Go through the material below and count the lines with the string "Controls"; the number is the whole answer.

--- start ---

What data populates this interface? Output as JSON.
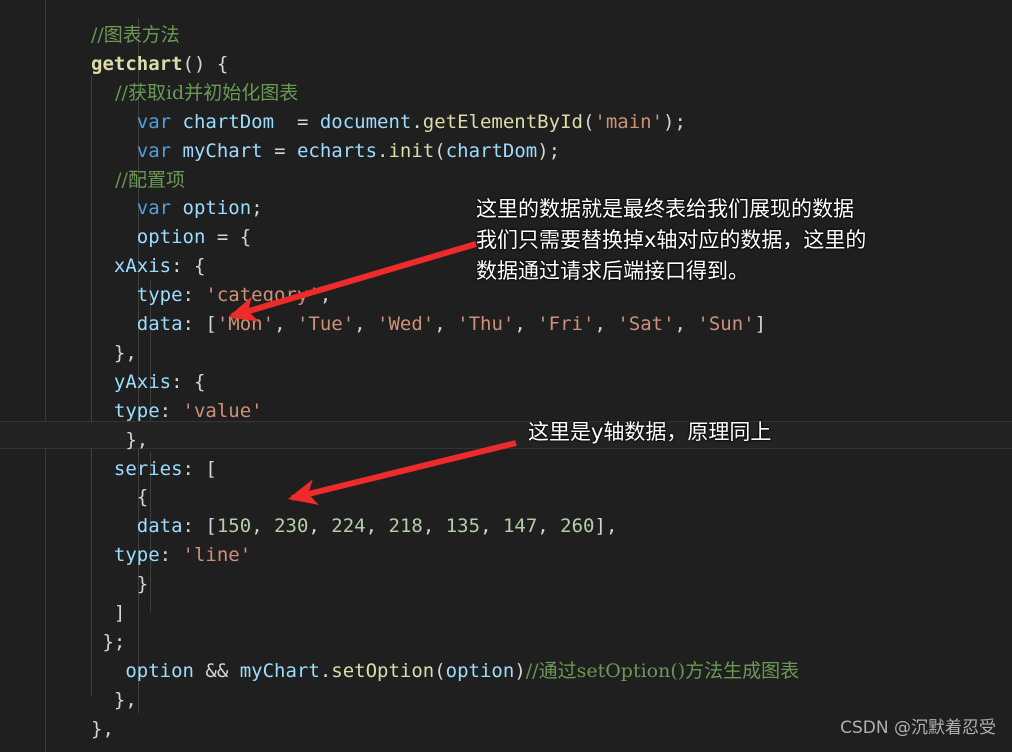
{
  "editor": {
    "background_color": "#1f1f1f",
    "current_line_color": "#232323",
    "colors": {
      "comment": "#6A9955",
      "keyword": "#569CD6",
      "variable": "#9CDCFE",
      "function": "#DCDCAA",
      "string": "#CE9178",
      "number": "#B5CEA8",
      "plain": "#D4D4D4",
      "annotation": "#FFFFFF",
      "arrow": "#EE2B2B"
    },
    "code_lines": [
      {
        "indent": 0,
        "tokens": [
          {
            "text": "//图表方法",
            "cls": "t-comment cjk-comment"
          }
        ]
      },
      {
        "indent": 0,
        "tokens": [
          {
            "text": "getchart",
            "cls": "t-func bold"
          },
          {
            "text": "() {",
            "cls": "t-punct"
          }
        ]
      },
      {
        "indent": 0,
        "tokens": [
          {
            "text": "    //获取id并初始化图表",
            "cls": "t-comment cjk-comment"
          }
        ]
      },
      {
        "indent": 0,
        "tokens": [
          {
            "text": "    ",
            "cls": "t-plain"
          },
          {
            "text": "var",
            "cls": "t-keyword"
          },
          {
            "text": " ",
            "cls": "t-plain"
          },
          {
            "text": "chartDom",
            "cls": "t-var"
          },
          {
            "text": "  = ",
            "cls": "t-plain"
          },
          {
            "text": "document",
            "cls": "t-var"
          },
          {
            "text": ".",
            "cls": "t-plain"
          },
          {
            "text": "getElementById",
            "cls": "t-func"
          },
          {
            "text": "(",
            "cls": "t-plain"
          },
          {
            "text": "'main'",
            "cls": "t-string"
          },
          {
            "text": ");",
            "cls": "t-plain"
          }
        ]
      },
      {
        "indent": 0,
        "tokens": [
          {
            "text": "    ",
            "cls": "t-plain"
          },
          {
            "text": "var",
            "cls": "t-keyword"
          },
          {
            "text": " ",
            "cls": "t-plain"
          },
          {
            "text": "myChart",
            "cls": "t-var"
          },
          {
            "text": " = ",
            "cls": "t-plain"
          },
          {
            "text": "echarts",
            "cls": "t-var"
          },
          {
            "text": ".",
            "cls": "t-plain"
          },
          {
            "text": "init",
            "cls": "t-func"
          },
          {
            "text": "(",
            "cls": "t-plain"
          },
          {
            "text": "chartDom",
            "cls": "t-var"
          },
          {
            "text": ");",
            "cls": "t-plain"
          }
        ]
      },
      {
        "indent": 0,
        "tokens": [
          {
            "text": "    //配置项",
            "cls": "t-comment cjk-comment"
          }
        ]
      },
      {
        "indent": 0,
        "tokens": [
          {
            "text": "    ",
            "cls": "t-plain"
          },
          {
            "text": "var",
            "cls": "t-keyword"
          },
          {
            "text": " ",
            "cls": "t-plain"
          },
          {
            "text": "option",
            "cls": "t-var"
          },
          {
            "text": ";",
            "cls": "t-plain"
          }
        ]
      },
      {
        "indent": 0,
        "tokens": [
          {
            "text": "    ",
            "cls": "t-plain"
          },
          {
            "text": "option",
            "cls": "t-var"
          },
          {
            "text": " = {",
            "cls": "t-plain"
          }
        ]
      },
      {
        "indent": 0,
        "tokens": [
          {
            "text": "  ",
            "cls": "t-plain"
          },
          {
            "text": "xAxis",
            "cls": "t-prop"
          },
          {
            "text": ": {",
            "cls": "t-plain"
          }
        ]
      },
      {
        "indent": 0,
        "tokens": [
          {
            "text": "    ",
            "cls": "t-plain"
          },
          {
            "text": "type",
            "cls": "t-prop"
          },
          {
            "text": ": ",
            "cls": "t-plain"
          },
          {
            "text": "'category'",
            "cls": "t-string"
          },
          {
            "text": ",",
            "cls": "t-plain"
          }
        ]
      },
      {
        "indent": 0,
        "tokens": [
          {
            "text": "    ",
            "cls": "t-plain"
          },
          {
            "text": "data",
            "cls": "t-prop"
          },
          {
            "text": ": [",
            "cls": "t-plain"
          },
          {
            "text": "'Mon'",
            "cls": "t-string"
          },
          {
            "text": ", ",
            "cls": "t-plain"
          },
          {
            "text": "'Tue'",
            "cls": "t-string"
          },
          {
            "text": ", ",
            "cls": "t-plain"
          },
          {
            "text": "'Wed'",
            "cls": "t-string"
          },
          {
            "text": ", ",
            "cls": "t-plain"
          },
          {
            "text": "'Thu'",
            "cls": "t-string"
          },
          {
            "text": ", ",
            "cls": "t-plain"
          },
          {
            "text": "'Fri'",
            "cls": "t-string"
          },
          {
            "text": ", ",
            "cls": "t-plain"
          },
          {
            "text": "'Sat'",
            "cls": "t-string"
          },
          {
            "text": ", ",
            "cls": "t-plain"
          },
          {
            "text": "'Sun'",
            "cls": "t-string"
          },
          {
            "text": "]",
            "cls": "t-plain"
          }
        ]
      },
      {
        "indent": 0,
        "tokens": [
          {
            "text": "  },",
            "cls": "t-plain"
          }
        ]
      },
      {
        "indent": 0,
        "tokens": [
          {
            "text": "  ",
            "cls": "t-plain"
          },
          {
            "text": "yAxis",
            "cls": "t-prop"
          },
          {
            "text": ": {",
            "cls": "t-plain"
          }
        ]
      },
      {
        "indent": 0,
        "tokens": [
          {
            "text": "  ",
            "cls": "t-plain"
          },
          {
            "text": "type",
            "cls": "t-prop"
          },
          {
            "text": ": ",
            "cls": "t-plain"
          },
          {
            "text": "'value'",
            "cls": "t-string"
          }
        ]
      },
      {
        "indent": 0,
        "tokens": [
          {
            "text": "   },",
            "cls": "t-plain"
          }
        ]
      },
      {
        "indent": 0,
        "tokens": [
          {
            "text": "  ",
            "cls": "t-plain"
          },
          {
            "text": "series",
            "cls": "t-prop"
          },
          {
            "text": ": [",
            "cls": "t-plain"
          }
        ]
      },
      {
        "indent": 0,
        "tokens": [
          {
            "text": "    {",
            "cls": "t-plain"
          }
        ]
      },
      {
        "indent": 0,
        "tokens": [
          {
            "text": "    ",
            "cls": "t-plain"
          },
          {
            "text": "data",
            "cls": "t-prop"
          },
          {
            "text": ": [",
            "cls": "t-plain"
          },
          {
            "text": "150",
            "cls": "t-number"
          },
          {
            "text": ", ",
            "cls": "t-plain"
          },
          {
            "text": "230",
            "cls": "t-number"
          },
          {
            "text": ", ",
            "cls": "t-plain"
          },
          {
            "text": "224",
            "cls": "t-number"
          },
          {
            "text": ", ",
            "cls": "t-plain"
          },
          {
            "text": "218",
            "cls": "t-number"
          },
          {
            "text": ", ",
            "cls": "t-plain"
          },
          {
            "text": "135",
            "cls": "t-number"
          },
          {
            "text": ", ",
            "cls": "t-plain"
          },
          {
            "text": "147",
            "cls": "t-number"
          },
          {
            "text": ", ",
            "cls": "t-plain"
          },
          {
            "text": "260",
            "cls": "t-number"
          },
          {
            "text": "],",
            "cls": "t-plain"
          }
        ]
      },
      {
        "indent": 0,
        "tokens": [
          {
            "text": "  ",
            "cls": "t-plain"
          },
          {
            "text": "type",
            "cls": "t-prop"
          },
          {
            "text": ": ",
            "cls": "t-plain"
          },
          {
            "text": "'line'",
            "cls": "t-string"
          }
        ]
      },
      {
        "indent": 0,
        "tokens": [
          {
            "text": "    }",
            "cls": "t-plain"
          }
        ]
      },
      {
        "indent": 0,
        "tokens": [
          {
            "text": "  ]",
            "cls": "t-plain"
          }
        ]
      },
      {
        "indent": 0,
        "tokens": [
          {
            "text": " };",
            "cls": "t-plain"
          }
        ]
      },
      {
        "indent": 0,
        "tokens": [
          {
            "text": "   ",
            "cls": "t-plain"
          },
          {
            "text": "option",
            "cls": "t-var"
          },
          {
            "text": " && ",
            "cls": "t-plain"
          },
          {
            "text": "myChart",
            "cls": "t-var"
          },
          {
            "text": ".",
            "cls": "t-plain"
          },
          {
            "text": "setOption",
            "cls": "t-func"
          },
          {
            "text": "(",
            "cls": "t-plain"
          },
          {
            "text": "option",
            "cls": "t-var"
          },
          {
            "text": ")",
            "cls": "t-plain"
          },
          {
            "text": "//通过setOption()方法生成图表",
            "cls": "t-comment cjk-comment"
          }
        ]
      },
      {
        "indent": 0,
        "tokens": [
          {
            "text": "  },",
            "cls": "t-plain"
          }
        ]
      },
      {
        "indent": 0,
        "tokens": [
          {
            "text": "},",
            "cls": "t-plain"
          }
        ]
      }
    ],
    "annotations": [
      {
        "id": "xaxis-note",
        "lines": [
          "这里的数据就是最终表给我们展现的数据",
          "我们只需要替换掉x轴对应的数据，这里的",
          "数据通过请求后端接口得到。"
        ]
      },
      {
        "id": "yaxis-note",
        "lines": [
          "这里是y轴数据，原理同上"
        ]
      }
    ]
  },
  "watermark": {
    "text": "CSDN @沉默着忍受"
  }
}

--- end ---
--- start ---

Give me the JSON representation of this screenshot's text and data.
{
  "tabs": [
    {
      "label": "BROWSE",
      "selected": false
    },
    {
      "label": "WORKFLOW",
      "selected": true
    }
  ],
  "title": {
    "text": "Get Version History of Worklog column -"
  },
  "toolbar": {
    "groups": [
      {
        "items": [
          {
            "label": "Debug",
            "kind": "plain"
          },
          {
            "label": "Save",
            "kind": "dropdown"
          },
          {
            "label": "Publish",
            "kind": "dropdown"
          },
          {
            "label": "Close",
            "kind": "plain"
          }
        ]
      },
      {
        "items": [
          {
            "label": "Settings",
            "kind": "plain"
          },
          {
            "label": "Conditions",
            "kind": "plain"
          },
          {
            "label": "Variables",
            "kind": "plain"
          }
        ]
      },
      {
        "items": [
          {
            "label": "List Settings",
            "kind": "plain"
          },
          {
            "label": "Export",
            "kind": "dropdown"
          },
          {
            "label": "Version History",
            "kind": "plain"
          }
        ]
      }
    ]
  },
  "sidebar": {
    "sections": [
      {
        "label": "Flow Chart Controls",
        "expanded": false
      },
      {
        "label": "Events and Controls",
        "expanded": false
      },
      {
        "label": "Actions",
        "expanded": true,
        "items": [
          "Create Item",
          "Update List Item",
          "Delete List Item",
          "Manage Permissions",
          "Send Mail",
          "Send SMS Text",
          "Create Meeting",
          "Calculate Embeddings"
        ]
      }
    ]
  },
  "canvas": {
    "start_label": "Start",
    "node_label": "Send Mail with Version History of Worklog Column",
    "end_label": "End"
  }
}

--- end ---

*SOLUTION:* 2